• Objective: Extract every line of the material below and reproduce it faithfully.

──────────

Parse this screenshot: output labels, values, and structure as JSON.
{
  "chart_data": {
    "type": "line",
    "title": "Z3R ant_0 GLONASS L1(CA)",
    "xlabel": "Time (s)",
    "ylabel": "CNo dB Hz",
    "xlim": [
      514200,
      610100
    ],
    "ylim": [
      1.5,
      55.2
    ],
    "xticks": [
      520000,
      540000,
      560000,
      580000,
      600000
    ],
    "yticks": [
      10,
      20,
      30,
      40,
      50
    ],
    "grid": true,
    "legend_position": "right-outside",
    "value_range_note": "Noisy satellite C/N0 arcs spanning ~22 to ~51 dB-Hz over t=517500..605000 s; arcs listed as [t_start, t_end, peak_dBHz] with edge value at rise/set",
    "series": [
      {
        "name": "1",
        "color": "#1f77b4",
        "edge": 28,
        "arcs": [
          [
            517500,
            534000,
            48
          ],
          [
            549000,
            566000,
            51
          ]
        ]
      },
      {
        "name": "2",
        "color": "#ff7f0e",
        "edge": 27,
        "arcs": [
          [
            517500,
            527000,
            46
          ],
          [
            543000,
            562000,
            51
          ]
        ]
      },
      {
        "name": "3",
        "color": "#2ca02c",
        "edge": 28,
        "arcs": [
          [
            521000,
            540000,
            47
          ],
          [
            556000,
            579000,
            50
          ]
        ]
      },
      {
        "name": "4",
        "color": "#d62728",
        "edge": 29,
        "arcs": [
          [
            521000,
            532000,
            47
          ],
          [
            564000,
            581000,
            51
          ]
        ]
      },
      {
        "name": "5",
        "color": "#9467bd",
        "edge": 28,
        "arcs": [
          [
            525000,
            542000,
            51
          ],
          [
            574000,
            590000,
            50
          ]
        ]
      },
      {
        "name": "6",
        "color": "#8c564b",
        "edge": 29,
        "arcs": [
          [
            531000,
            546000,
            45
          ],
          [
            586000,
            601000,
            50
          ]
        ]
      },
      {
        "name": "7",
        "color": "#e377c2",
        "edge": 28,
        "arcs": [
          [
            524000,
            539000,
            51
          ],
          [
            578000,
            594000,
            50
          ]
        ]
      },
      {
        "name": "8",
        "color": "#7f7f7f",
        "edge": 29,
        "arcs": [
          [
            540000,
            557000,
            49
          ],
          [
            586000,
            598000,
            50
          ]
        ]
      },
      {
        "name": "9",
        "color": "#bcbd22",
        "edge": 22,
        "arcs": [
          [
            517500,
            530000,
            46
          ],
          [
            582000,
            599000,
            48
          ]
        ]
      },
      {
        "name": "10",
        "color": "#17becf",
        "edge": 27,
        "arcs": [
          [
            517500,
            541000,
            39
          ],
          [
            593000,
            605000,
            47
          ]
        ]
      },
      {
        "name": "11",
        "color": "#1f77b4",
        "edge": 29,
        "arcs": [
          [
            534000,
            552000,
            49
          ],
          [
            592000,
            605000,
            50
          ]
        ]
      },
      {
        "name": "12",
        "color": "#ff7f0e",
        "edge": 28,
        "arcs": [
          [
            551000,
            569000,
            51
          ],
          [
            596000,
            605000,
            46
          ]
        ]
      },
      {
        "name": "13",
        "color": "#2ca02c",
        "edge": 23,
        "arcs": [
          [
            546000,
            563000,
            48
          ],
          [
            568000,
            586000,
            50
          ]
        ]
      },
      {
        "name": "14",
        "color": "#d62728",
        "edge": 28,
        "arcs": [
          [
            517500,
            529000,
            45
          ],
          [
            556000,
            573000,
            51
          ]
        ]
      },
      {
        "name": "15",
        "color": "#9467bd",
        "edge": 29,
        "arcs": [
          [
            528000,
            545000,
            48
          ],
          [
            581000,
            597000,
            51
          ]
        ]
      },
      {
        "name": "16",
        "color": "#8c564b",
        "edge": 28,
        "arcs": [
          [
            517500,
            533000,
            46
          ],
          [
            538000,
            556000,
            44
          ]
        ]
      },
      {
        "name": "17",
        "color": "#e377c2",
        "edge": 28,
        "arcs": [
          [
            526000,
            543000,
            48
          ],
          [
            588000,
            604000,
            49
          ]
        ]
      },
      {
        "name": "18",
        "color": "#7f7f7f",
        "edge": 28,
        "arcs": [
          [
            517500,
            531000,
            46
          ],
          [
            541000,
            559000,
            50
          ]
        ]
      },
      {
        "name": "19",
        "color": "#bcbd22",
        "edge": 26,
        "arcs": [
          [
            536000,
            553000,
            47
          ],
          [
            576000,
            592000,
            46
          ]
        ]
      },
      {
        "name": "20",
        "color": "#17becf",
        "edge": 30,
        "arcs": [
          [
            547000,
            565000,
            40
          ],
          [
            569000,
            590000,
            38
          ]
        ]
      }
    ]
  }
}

──────────

• Reply to the task:
Parse this screenshot: output labels, values, and structure as JSON.
{
  "chart_data": {
    "type": "line",
    "title": "Z3R ant_0 GLONASS L1(CA)",
    "xlabel": "Time (s)",
    "ylabel": "CNo dB Hz",
    "xlim": [
      514200,
      610100
    ],
    "ylim": [
      1.5,
      55.2
    ],
    "xticks": [
      520000,
      540000,
      560000,
      580000,
      600000
    ],
    "yticks": [
      10,
      20,
      30,
      40,
      50
    ],
    "grid": true,
    "legend_position": "right-outside",
    "value_range_note": "Noisy satellite C/N0 arcs spanning ~22 to ~51 dB-Hz over t=517500..605000 s; arcs listed as [t_start, t_end, peak_dBHz] with edge value at rise/set",
    "series": [
      {
        "name": "1",
        "color": "#1f77b4",
        "edge": 28,
        "arcs": [
          [
            517500,
            534000,
            48
          ],
          [
            549000,
            566000,
            51
          ]
        ]
      },
      {
        "name": "2",
        "color": "#ff7f0e",
        "edge": 27,
        "arcs": [
          [
            517500,
            527000,
            46
          ],
          [
            543000,
            562000,
            51
          ]
        ]
      },
      {
        "name": "3",
        "color": "#2ca02c",
        "edge": 28,
        "arcs": [
          [
            521000,
            540000,
            47
          ],
          [
            556000,
            579000,
            50
          ]
        ]
      },
      {
        "name": "4",
        "color": "#d62728",
        "edge": 29,
        "arcs": [
          [
            521000,
            532000,
            47
          ],
          [
            564000,
            581000,
            51
          ]
        ]
      },
      {
        "name": "5",
        "color": "#9467bd",
        "edge": 28,
        "arcs": [
          [
            525000,
            542000,
            51
          ],
          [
            574000,
            590000,
            50
          ]
        ]
      },
      {
        "name": "6",
        "color": "#8c564b",
        "edge": 29,
        "arcs": [
          [
            531000,
            546000,
            45
          ],
          [
            586000,
            601000,
            50
          ]
        ]
      },
      {
        "name": "7",
        "color": "#e377c2",
        "edge": 28,
        "arcs": [
          [
            524000,
            539000,
            51
          ],
          [
            578000,
            594000,
            50
          ]
        ]
      },
      {
        "name": "8",
        "color": "#7f7f7f",
        "edge": 29,
        "arcs": [
          [
            540000,
            557000,
            49
          ],
          [
            586000,
            598000,
            50
          ]
        ]
      },
      {
        "name": "9",
        "color": "#bcbd22",
        "edge": 22,
        "arcs": [
          [
            517500,
            530000,
            46
          ],
          [
            582000,
            599000,
            48
          ]
        ]
      },
      {
        "name": "10",
        "color": "#17becf",
        "edge": 27,
        "arcs": [
          [
            517500,
            541000,
            39
          ],
          [
            593000,
            605000,
            47
          ]
        ]
      },
      {
        "name": "11",
        "color": "#1f77b4",
        "edge": 29,
        "arcs": [
          [
            534000,
            552000,
            49
          ],
          [
            592000,
            605000,
            50
          ]
        ]
      },
      {
        "name": "12",
        "color": "#ff7f0e",
        "edge": 28,
        "arcs": [
          [
            551000,
            569000,
            51
          ],
          [
            596000,
            605000,
            46
          ]
        ]
      },
      {
        "name": "13",
        "color": "#2ca02c",
        "edge": 23,
        "arcs": [
          [
            546000,
            563000,
            48
          ],
          [
            568000,
            586000,
            50
          ]
        ]
      },
      {
        "name": "14",
        "color": "#d62728",
        "edge": 28,
        "arcs": [
          [
            517500,
            529000,
            45
          ],
          [
            556000,
            573000,
            51
          ]
        ]
      },
      {
        "name": "15",
        "color": "#9467bd",
        "edge": 29,
        "arcs": [
          [
            528000,
            545000,
            48
          ],
          [
            581000,
            597000,
            51
          ]
        ]
      },
      {
        "name": "16",
        "color": "#8c564b",
        "edge": 28,
        "arcs": [
          [
            517500,
            533000,
            46
          ],
          [
            538000,
            556000,
            44
          ]
        ]
      },
      {
        "name": "17",
        "color": "#e377c2",
        "edge": 28,
        "arcs": [
          [
            526000,
            543000,
            48
          ],
          [
            588000,
            604000,
            49
          ]
        ]
      },
      {
        "name": "18",
        "color": "#7f7f7f",
        "edge": 28,
        "arcs": [
          [
            517500,
            531000,
            46
          ],
          [
            541000,
            559000,
            50
          ]
        ]
      },
      {
        "name": "19",
        "color": "#bcbd22",
        "edge": 26,
        "arcs": [
          [
            536000,
            553000,
            47
          ],
          [
            576000,
            592000,
            46
          ]
        ]
      },
      {
        "name": "20",
        "color": "#17becf",
        "edge": 30,
        "arcs": [
          [
            547000,
            565000,
            40
          ],
          [
            569000,
            590000,
            38
          ]
        ]
      }
    ]
  }
}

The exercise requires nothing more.